• GIVEN TASK: Write out every record in full, exactly as written, please.
* START DATASET RECORDS *
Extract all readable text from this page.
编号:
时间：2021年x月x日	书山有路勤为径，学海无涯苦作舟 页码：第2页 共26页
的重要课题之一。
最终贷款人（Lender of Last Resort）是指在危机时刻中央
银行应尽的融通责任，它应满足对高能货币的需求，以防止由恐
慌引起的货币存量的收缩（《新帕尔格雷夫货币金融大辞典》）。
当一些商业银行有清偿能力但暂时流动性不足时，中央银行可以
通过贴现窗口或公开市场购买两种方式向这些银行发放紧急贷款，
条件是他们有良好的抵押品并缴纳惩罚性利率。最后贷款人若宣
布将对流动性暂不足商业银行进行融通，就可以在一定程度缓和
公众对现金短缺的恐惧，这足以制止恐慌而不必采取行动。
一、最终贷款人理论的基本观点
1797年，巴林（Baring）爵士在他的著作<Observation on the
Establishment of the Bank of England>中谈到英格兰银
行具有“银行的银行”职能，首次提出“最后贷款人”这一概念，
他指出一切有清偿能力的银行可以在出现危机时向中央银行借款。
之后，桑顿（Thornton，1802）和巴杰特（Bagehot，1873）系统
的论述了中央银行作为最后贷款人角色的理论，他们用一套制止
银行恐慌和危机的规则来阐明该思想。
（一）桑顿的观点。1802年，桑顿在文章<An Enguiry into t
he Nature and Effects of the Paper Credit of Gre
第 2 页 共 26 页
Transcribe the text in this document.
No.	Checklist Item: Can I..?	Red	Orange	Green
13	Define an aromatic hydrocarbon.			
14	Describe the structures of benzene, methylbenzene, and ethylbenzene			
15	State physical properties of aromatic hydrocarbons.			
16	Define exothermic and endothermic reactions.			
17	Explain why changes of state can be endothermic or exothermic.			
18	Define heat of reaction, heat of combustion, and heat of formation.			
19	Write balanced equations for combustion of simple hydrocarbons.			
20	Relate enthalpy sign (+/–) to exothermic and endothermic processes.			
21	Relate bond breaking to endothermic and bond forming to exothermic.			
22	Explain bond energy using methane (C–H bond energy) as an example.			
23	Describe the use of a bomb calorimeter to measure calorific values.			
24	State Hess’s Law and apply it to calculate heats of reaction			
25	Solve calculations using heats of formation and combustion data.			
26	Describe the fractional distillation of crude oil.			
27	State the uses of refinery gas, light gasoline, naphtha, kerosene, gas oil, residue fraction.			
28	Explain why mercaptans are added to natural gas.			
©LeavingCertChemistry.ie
* END DATASET RECORDS *
• RIGHT ANSWER:
Extract all readable text from this page.
编号:
时间：2021年x月x日	书山有路勤为径，学海无涯苦作舟 页码：第2页 共26页
的重要课题之一。
最终贷款人（Lender of Last Resort）是指在危机时刻中央
银行应尽的融通责任，它应满足对高能货币的需求，以防止由恐
慌引起的货币存量的收缩（《新帕尔格雷夫货币金融大辞典》）。
当一些商业银行有清偿能力但暂时流动性不足时，中央银行可以
通过贴现窗口或公开市场购买两种方式向这些银行发放紧急贷款，
条件是他们有良好的抵押品并缴纳惩罚性利率。最后贷款人若宣
布将对流动性暂不足商业银行进行融通，就可以在一定程度缓和
公众对现金短缺的恐惧，这足以制止恐慌而不必采取行动。
一、最终贷款人理论的基本观点
1797年，巴林（Baring）爵士在他的著作<Observation on the
Establishment of the Bank of England>中谈到英格兰银
行具有“银行的银行”职能，首次提出“最后贷款人”这一概念，
他指出一切有清偿能力的银行可以在出现危机时向中央银行借款。
之后，桑顿（Thornton，1802）和巴杰特（Bagehot，1873）系统
的论述了中央银行作为最后贷款人角色的理论，他们用一套制止
银行恐慌和危机的规则来阐明该思想。
（一）桑顿的观点。1802年，桑顿在文章<An Enguiry into t
he Nature and Effects of the Paper Credit of Gre
第 2 页 共 26 页
Transcribe the text in this document.
No.	Checklist Item: Can I..?	Red	Orange	Green
13	Define an aromatic hydrocarbon.			
14	Describe the structures of benzene, methylbenzene, and ethylbenzene			
15	State physical properties of aromatic hydrocarbons.			
16	Define exothermic and endothermic reactions.			
17	Explain why changes of state can be endothermic or exothermic.			
18	Define heat of reaction, heat of combustion, and heat of formation.			
19	Write balanced equations for combustion of simple hydrocarbons.			
20	Relate enthalpy sign (+/–) to exothermic and endothermic processes.			
21	Relate bond breaking to endothermic and bond forming to exothermic.			
22	Explain bond energy using methane (C–H bond energy) as an example.			
23	Describe the use of a bomb calorimeter to measure calorific values.			
24	State Hess’s Law and apply it to calculate heats of reaction			
25	Solve calculations using heats of formation and combustion data.			
26	Describe the fractional distillation of crude oil.			
27	State the uses of refinery gas, light gasoline, naphtha, kerosene, gas oil, residue fraction.			
28	Explain why mercaptans are added to natural gas.			
©LeavingCertChemistry.ie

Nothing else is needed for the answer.